**Stored data entries:**
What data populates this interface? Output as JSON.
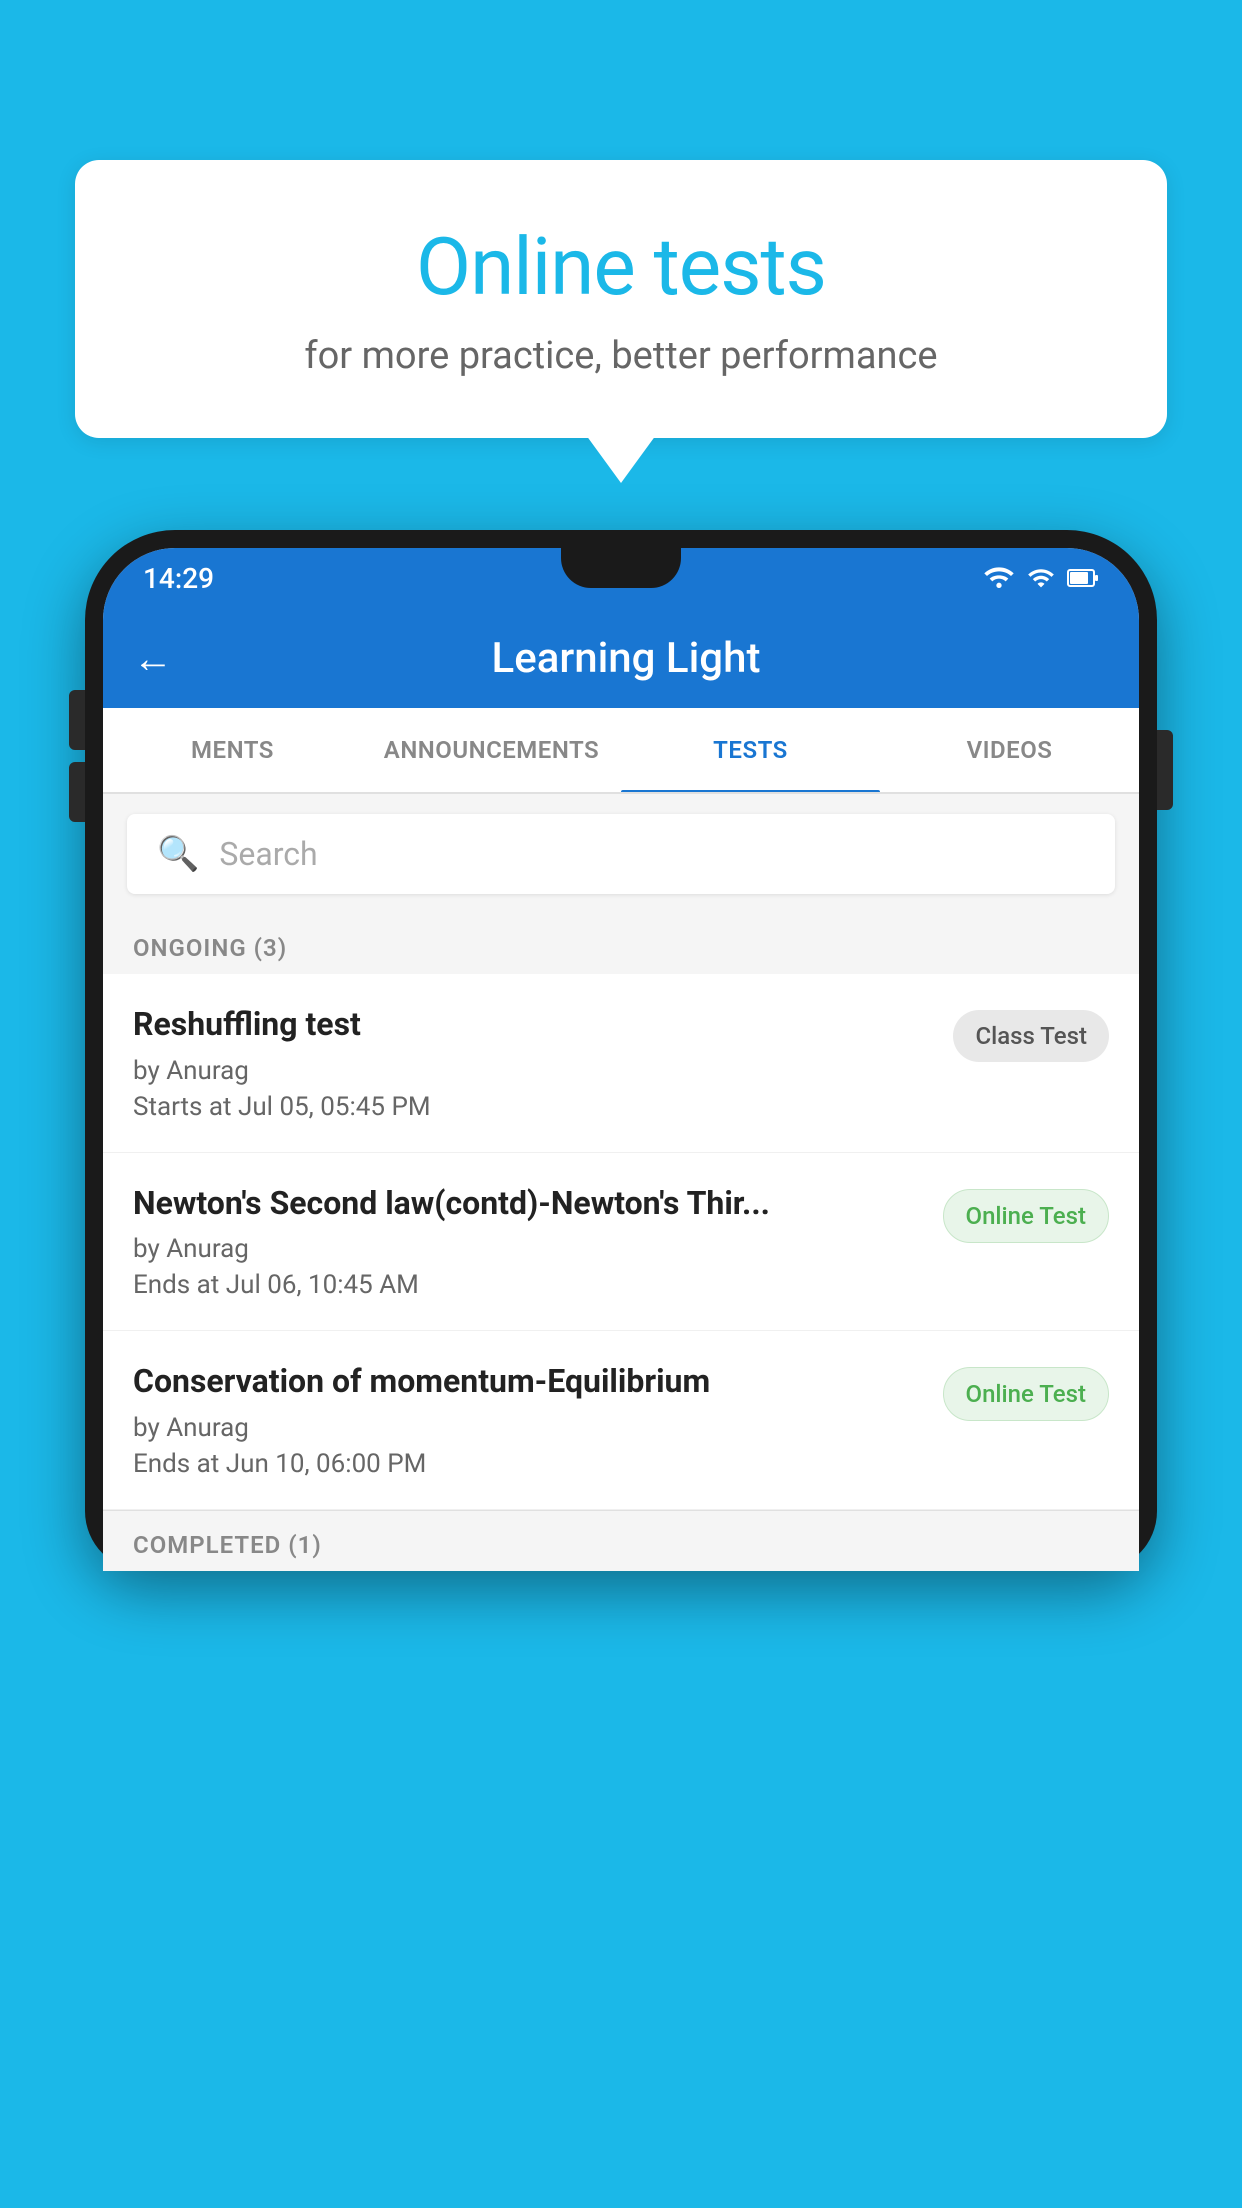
{
  "background": {
    "color": "#1BB8E8"
  },
  "speech_bubble": {
    "title": "Online tests",
    "subtitle": "for more practice, better performance"
  },
  "phone": {
    "status_bar": {
      "time": "14:29",
      "icons": [
        "wifi",
        "signal",
        "battery"
      ]
    },
    "app_bar": {
      "back_label": "←",
      "title": "Learning Light"
    },
    "tabs": [
      {
        "label": "MENTS",
        "active": false
      },
      {
        "label": "ANNOUNCEMENTS",
        "active": false
      },
      {
        "label": "TESTS",
        "active": true
      },
      {
        "label": "VIDEOS",
        "active": false
      }
    ],
    "search": {
      "placeholder": "Search"
    },
    "ongoing_section": {
      "label": "ONGOING (3)"
    },
    "tests": [
      {
        "name": "Reshuffling test",
        "by": "by Anurag",
        "date": "Starts at  Jul 05, 05:45 PM",
        "badge": "Class Test",
        "badge_type": "class"
      },
      {
        "name": "Newton's Second law(contd)-Newton's Thir...",
        "by": "by Anurag",
        "date": "Ends at  Jul 06, 10:45 AM",
        "badge": "Online Test",
        "badge_type": "online"
      },
      {
        "name": "Conservation of momentum-Equilibrium",
        "by": "by Anurag",
        "date": "Ends at  Jun 10, 06:00 PM",
        "badge": "Online Test",
        "badge_type": "online"
      }
    ],
    "completed_section": {
      "label": "COMPLETED (1)"
    }
  }
}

**TASK PROMPT:** Your task is to transcribe all of the records precisely, with no images included.

**WRITTEN ANSWER:**
What data populates this interface? Output as JSON.
{
  "background": {
    "color": "#1BB8E8"
  },
  "speech_bubble": {
    "title": "Online tests",
    "subtitle": "for more practice, better performance"
  },
  "phone": {
    "status_bar": {
      "time": "14:29",
      "icons": [
        "wifi",
        "signal",
        "battery"
      ]
    },
    "app_bar": {
      "back_label": "←",
      "title": "Learning Light"
    },
    "tabs": [
      {
        "label": "MENTS",
        "active": false
      },
      {
        "label": "ANNOUNCEMENTS",
        "active": false
      },
      {
        "label": "TESTS",
        "active": true
      },
      {
        "label": "VIDEOS",
        "active": false
      }
    ],
    "search": {
      "placeholder": "Search"
    },
    "ongoing_section": {
      "label": "ONGOING (3)"
    },
    "tests": [
      {
        "name": "Reshuffling test",
        "by": "by Anurag",
        "date": "Starts at  Jul 05, 05:45 PM",
        "badge": "Class Test",
        "badge_type": "class"
      },
      {
        "name": "Newton's Second law(contd)-Newton's Thir...",
        "by": "by Anurag",
        "date": "Ends at  Jul 06, 10:45 AM",
        "badge": "Online Test",
        "badge_type": "online"
      },
      {
        "name": "Conservation of momentum-Equilibrium",
        "by": "by Anurag",
        "date": "Ends at  Jun 10, 06:00 PM",
        "badge": "Online Test",
        "badge_type": "online"
      }
    ],
    "completed_section": {
      "label": "COMPLETED (1)"
    }
  }
}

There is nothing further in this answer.